Collected data entries
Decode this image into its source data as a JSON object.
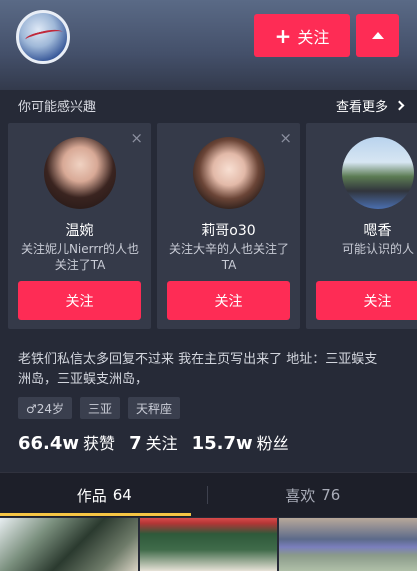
{
  "header": {
    "follow_plus": "+",
    "follow_label": "关注"
  },
  "suggestions": {
    "title": "你可能感兴趣",
    "see_more": "查看更多",
    "cards": [
      {
        "name": "温婉",
        "reason": "关注妮儿Nierrr的人也关注了TA",
        "follow": "关注",
        "close": "×"
      },
      {
        "name": "莉哥o30",
        "reason": "关注大辛的人也关注了TA",
        "follow": "关注",
        "close": "×"
      },
      {
        "name": "嗯香",
        "reason": "可能认识的人",
        "follow": "关注",
        "close": "×"
      }
    ]
  },
  "bio": {
    "text": "老铁们私信太多回复不过来 我在主页写出来了 地址：三亚蜈支洲岛，三亚蜈支洲岛，"
  },
  "tags": [
    "♂24岁",
    "三亚",
    "天秤座"
  ],
  "stats": {
    "likes_num": "66.4w",
    "likes_label": "获赞",
    "following_num": "7",
    "following_label": "关注",
    "fans_num": "15.7w",
    "fans_label": "粉丝"
  },
  "tabs": {
    "works_label": "作品",
    "works_count": "64",
    "likes_label": "喜欢",
    "likes_count": "76"
  },
  "colors": {
    "accent": "#fe2c55",
    "tab_indicator": "#f6c544",
    "background": "#262a37"
  }
}
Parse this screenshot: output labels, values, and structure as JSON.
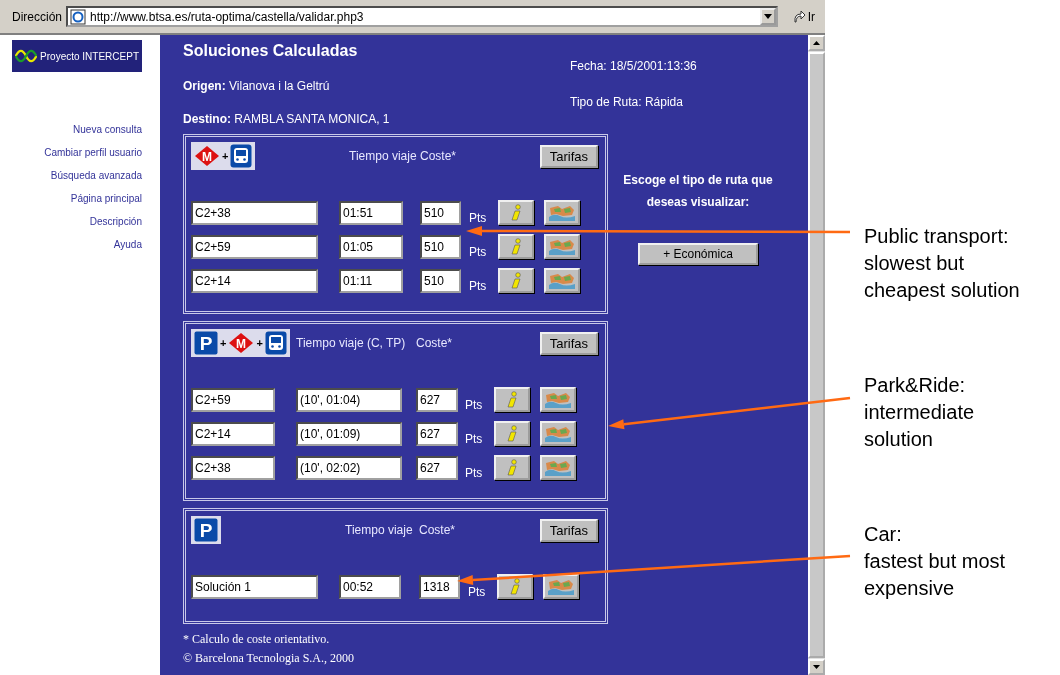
{
  "address_bar": {
    "label": "Dirección",
    "url": "http://www.btsa.es/ruta-optima/castella/validar.php3",
    "go": "Ir"
  },
  "logo": {
    "text": "Proyecto INTERCEPT"
  },
  "sidebar": {
    "items": [
      {
        "label": "Nueva consulta"
      },
      {
        "label": "Cambiar perfil usuario"
      },
      {
        "label": "Búsqueda avanzada"
      },
      {
        "label": "Página principal"
      },
      {
        "label": "Descripción"
      },
      {
        "label": "Ayuda"
      }
    ]
  },
  "header": {
    "title": "Soluciones Calculadas",
    "origin_label": "Origen:",
    "origin": "Vilanova i la Geltrú",
    "destination_label": "Destino:",
    "destination": "RAMBLA SANTA MONICA, 1",
    "date": "Fecha: 18/5/2001:13:36",
    "route_type": "Tipo de Ruta: Rápida"
  },
  "sections": [
    {
      "kind": "public_transport",
      "joiner": "+",
      "modes": [
        {
          "kind": "metro",
          "label": "M"
        },
        {
          "kind": "bus"
        }
      ],
      "time_header": "Tiempo viaje",
      "cost_header": "Coste*",
      "tariff_button": "Tarifas",
      "rows": [
        {
          "route": "C2+38",
          "time": "01:51",
          "cost": "510",
          "unit": "Pts"
        },
        {
          "route": "C2+59",
          "time": "01:05",
          "cost": "510",
          "unit": "Pts"
        },
        {
          "route": "C2+14",
          "time": "01:11",
          "cost": "510",
          "unit": "Pts"
        }
      ]
    },
    {
      "kind": "park_and_ride",
      "joiner": "+",
      "modes": [
        {
          "kind": "parking",
          "label": "P"
        },
        {
          "kind": "metro",
          "label": "M"
        },
        {
          "kind": "bus"
        }
      ],
      "time_header": "Tiempo viaje (C, TP)",
      "cost_header": "Coste*",
      "tariff_button": "Tarifas",
      "rows": [
        {
          "route": "C2+59",
          "time": "(10', 01:04)",
          "cost": "627",
          "unit": "Pts"
        },
        {
          "route": "C2+14",
          "time": "(10', 01:09)",
          "cost": "627",
          "unit": "Pts"
        },
        {
          "route": "C2+38",
          "time": "(10', 02:02)",
          "cost": "627",
          "unit": "Pts"
        }
      ]
    },
    {
      "kind": "car",
      "modes": [
        {
          "kind": "parking",
          "label": "P"
        }
      ],
      "time_header": "Tiempo viaje",
      "cost_header": "Coste*",
      "tariff_button": "Tarifas",
      "rows": [
        {
          "route": "Solución 1",
          "time": "00:52",
          "cost": "1318",
          "unit": "Pts"
        }
      ]
    }
  ],
  "route_choice": {
    "prompt": "Escoge el tipo de ruta que deseas visualizar:",
    "button": "+ Económica"
  },
  "footer": {
    "note": "* Calculo de coste orientativo.",
    "copyright": "© Barcelona Tecnologia S.A., 2000"
  },
  "annotations": [
    {
      "lines": [
        "Public transport:",
        "slowest but",
        "cheapest solution"
      ]
    },
    {
      "lines": [
        "Park&Ride:",
        "intermediate",
        "solution"
      ]
    },
    {
      "lines": [
        "Car:",
        "fastest but most",
        "expensive"
      ]
    }
  ]
}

*Task statement:*
Leave out the pictures and transcribe everything else exactly.

*Exercise response:*
Decode this image into its source data as a JSON object.
{
  "header": {
    "follow_plus": "+",
    "follow_label": "关注"
  },
  "suggestions": {
    "title": "你可能感兴趣",
    "see_more": "查看更多",
    "cards": [
      {
        "name": "温婉",
        "reason": "关注妮儿Nierrr的人也关注了TA",
        "follow": "关注",
        "close": "×"
      },
      {
        "name": "莉哥o30",
        "reason": "关注大辛的人也关注了TA",
        "follow": "关注",
        "close": "×"
      },
      {
        "name": "嗯香",
        "reason": "可能认识的人",
        "follow": "关注",
        "close": "×"
      }
    ]
  },
  "bio": {
    "text": "老铁们私信太多回复不过来 我在主页写出来了 地址：三亚蜈支洲岛，三亚蜈支洲岛，"
  },
  "tags": [
    "♂24岁",
    "三亚",
    "天秤座"
  ],
  "stats": {
    "likes_num": "66.4w",
    "likes_label": "获赞",
    "following_num": "7",
    "following_label": "关注",
    "fans_num": "15.7w",
    "fans_label": "粉丝"
  },
  "tabs": {
    "works_label": "作品",
    "works_count": "64",
    "likes_label": "喜欢",
    "likes_count": "76"
  },
  "colors": {
    "accent": "#fe2c55",
    "tab_indicator": "#f6c544",
    "background": "#262a37"
  }
}
Parse this screenshot: output labels, values, and structure as JSON.
{
  "address_bar": {
    "label": "Dirección",
    "url": "http://www.btsa.es/ruta-optima/castella/validar.php3",
    "go": "Ir"
  },
  "logo": {
    "text": "Proyecto INTERCEPT"
  },
  "sidebar": {
    "items": [
      {
        "label": "Nueva consulta"
      },
      {
        "label": "Cambiar perfil usuario"
      },
      {
        "label": "Búsqueda avanzada"
      },
      {
        "label": "Página principal"
      },
      {
        "label": "Descripción"
      },
      {
        "label": "Ayuda"
      }
    ]
  },
  "header": {
    "title": "Soluciones Calculadas",
    "origin_label": "Origen:",
    "origin": "Vilanova i la Geltrú",
    "destination_label": "Destino:",
    "destination": "RAMBLA SANTA MONICA, 1",
    "date": "Fecha: 18/5/2001:13:36",
    "route_type": "Tipo de Ruta: Rápida"
  },
  "sections": [
    {
      "kind": "public_transport",
      "joiner": "+",
      "modes": [
        {
          "kind": "metro",
          "label": "M"
        },
        {
          "kind": "bus"
        }
      ],
      "time_header": "Tiempo viaje",
      "cost_header": "Coste*",
      "tariff_button": "Tarifas",
      "rows": [
        {
          "route": "C2+38",
          "time": "01:51",
          "cost": "510",
          "unit": "Pts"
        },
        {
          "route": "C2+59",
          "time": "01:05",
          "cost": "510",
          "unit": "Pts"
        },
        {
          "route": "C2+14",
          "time": "01:11",
          "cost": "510",
          "unit": "Pts"
        }
      ]
    },
    {
      "kind": "park_and_ride",
      "joiner": "+",
      "modes": [
        {
          "kind": "parking",
          "label": "P"
        },
        {
          "kind": "metro",
          "label": "M"
        },
        {
          "kind": "bus"
        }
      ],
      "time_header": "Tiempo viaje (C, TP)",
      "cost_header": "Coste*",
      "tariff_button": "Tarifas",
      "rows": [
        {
          "route": "C2+59",
          "time": "(10', 01:04)",
          "cost": "627",
          "unit": "Pts"
        },
        {
          "route": "C2+14",
          "time": "(10', 01:09)",
          "cost": "627",
          "unit": "Pts"
        },
        {
          "route": "C2+38",
          "time": "(10', 02:02)",
          "cost": "627",
          "unit": "Pts"
        }
      ]
    },
    {
      "kind": "car",
      "modes": [
        {
          "kind": "parking",
          "label": "P"
        }
      ],
      "time_header": "Tiempo viaje",
      "cost_header": "Coste*",
      "tariff_button": "Tarifas",
      "rows": [
        {
          "route": "Solución 1",
          "time": "00:52",
          "cost": "1318",
          "unit": "Pts"
        }
      ]
    }
  ],
  "route_choice": {
    "prompt": "Escoge el tipo de ruta que deseas visualizar:",
    "button": "+ Económica"
  },
  "footer": {
    "note": "* Calculo de coste orientativo.",
    "copyright": "© Barcelona Tecnologia S.A., 2000"
  },
  "annotations": [
    {
      "lines": [
        "Public transport:",
        "slowest but",
        "cheapest solution"
      ]
    },
    {
      "lines": [
        "Park&Ride:",
        "intermediate",
        "solution"
      ]
    },
    {
      "lines": [
        "Car:",
        "fastest but most",
        "expensive"
      ]
    }
  ]
}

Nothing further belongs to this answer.